- **Instructions for the task**: How many lines of the material below contain the string "Instrumental"? Case counts, and your reply should be the number alone.

- **Given records**:
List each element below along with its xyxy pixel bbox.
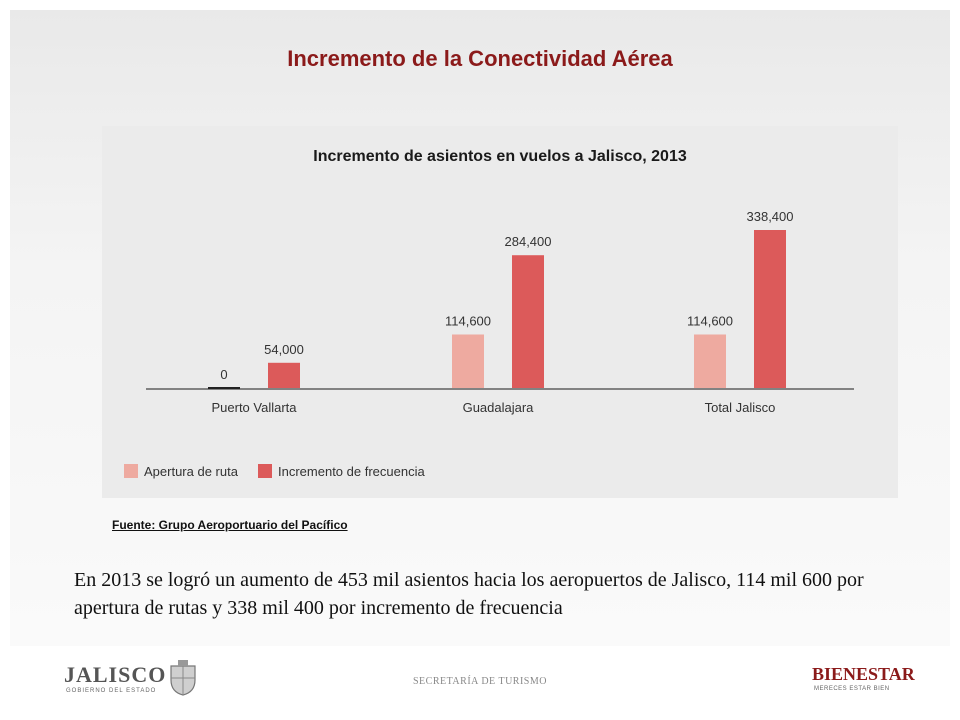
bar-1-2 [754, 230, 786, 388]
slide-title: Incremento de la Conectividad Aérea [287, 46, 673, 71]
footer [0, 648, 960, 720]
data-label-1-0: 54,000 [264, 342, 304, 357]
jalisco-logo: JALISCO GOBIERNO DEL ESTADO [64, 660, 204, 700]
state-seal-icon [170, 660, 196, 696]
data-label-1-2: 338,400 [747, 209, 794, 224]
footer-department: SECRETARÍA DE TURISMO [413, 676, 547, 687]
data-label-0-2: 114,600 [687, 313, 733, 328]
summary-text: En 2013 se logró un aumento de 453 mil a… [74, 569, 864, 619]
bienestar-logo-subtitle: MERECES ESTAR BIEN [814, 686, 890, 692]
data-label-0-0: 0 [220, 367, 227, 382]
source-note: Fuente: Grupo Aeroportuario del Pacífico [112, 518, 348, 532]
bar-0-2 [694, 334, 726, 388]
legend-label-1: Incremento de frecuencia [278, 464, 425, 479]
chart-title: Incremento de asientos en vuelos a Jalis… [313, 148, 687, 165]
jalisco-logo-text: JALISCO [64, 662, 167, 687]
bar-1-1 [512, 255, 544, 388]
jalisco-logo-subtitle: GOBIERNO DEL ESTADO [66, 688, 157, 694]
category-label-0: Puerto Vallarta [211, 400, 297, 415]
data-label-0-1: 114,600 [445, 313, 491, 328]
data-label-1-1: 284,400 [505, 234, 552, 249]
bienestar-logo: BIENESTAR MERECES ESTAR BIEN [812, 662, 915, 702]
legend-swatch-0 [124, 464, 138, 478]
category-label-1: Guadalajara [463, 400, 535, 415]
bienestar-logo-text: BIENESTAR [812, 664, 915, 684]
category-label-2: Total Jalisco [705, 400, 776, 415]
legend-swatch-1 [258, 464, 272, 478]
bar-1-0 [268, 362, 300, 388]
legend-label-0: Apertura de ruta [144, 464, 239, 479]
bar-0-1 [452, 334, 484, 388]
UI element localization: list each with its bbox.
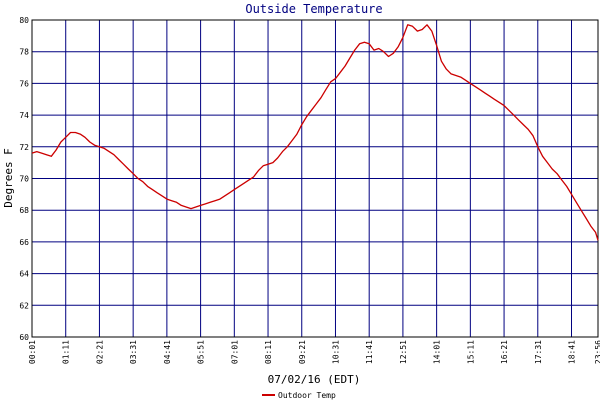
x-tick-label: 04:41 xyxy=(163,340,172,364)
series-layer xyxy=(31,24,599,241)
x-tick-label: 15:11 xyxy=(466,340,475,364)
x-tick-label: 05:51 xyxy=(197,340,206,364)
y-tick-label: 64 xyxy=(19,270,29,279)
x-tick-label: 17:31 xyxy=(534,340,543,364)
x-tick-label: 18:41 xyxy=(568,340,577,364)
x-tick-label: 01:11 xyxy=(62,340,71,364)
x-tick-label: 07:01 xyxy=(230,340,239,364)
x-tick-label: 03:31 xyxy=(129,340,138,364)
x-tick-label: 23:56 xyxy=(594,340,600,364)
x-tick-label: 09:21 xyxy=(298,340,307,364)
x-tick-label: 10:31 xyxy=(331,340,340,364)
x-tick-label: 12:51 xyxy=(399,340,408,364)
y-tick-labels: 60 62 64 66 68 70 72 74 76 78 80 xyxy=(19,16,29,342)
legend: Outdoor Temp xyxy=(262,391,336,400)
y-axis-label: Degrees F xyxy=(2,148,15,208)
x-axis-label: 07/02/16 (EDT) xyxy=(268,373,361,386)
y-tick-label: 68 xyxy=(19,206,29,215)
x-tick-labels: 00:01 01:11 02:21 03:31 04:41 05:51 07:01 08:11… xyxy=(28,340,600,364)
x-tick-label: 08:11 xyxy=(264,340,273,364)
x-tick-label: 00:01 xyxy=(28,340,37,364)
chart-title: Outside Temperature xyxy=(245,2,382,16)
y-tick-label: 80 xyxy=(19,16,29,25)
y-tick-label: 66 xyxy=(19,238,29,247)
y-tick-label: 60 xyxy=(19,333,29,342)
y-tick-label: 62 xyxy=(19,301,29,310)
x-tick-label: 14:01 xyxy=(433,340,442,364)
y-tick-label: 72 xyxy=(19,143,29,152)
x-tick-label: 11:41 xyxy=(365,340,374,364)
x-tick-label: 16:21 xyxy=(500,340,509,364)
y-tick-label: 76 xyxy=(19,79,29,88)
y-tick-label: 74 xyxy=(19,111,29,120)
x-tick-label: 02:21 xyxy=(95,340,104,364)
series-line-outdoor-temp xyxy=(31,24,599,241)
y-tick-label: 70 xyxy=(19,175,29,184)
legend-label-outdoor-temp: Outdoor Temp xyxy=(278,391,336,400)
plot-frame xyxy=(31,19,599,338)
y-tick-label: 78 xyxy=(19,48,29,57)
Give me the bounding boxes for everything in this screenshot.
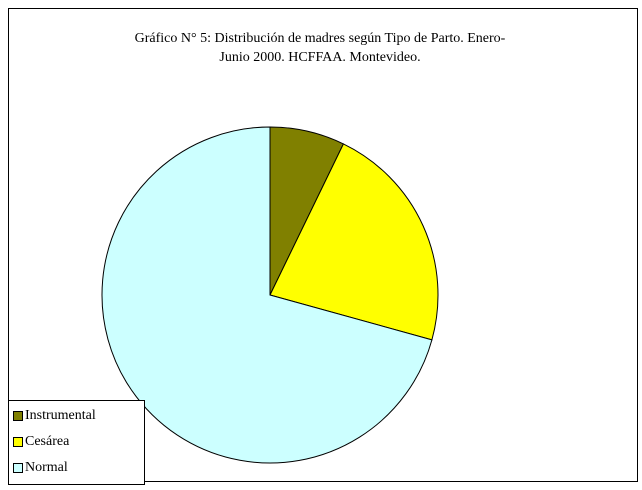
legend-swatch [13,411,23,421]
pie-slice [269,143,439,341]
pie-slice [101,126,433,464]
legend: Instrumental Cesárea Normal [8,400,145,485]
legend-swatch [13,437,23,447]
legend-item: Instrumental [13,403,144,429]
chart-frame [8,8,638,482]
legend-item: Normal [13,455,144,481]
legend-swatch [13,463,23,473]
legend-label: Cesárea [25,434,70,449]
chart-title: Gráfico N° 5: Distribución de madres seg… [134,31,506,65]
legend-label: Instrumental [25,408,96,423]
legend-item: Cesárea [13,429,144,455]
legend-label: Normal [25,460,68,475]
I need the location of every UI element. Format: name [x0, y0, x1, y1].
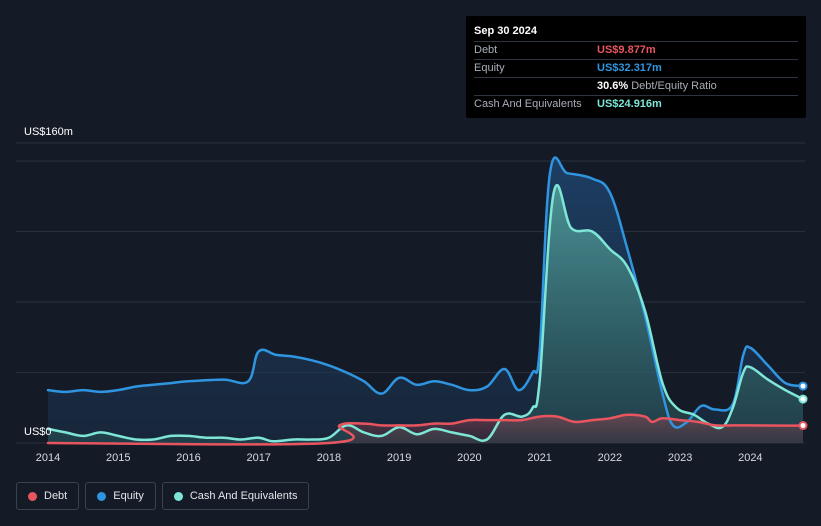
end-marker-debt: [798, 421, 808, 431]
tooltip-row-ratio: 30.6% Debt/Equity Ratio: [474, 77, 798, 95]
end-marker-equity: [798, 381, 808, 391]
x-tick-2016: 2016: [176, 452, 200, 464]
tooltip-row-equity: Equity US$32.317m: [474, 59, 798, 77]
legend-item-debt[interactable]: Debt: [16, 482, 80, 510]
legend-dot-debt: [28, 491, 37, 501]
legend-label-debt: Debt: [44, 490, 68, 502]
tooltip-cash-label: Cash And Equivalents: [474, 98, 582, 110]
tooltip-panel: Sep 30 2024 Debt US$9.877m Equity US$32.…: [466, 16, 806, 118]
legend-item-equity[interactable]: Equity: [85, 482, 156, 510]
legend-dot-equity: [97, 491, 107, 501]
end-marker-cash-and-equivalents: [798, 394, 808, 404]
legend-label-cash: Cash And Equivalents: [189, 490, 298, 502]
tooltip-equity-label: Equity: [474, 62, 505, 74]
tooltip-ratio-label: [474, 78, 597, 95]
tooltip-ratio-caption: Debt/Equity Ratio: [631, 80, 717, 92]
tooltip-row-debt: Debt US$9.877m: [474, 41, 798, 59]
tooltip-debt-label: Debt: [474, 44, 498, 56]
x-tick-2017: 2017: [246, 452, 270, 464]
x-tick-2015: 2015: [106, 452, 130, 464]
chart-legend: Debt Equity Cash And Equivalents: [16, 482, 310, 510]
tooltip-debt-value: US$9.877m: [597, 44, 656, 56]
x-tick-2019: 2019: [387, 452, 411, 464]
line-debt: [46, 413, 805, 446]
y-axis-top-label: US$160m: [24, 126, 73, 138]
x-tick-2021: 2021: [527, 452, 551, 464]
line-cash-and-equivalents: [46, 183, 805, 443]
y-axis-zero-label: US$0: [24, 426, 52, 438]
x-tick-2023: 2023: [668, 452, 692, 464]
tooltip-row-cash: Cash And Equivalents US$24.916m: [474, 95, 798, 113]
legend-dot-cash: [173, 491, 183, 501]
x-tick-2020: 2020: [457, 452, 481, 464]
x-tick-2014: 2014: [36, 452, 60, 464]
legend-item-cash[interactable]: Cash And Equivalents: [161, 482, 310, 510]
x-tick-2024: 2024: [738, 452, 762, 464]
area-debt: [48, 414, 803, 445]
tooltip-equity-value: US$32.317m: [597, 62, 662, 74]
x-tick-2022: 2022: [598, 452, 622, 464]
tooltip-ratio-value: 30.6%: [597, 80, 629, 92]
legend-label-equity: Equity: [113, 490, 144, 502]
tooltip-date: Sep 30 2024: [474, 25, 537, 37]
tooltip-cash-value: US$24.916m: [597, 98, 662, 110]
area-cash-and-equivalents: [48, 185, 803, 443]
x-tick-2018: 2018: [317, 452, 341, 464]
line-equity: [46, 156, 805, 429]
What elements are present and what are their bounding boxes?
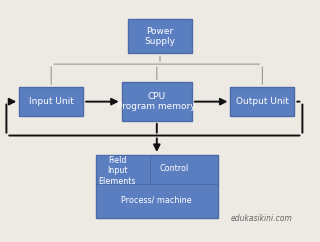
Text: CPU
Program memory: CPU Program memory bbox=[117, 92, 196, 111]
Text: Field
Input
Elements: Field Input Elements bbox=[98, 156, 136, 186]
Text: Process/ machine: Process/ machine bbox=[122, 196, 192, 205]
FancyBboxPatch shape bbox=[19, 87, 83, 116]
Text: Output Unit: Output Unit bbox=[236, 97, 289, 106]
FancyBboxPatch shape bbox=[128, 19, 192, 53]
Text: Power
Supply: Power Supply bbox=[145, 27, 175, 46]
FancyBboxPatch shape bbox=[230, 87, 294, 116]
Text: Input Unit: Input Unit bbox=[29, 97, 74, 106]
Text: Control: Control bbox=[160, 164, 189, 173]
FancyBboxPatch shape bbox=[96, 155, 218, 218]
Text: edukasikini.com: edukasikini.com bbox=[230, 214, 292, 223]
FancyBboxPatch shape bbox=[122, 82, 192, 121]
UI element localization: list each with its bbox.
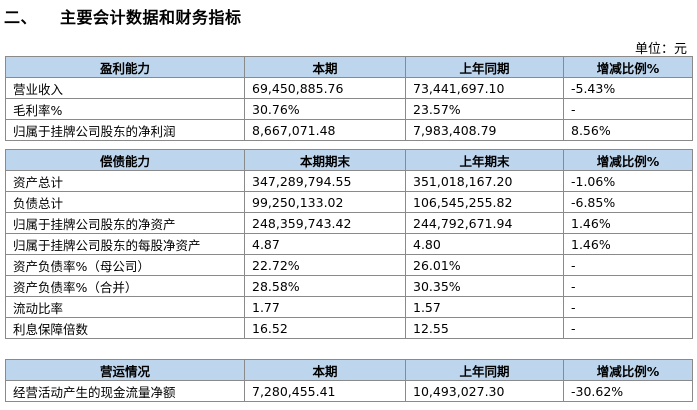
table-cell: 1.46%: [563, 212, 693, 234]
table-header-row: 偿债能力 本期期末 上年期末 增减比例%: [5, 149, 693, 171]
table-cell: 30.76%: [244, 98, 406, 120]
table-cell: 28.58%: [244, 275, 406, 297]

- **Finished answer**: 3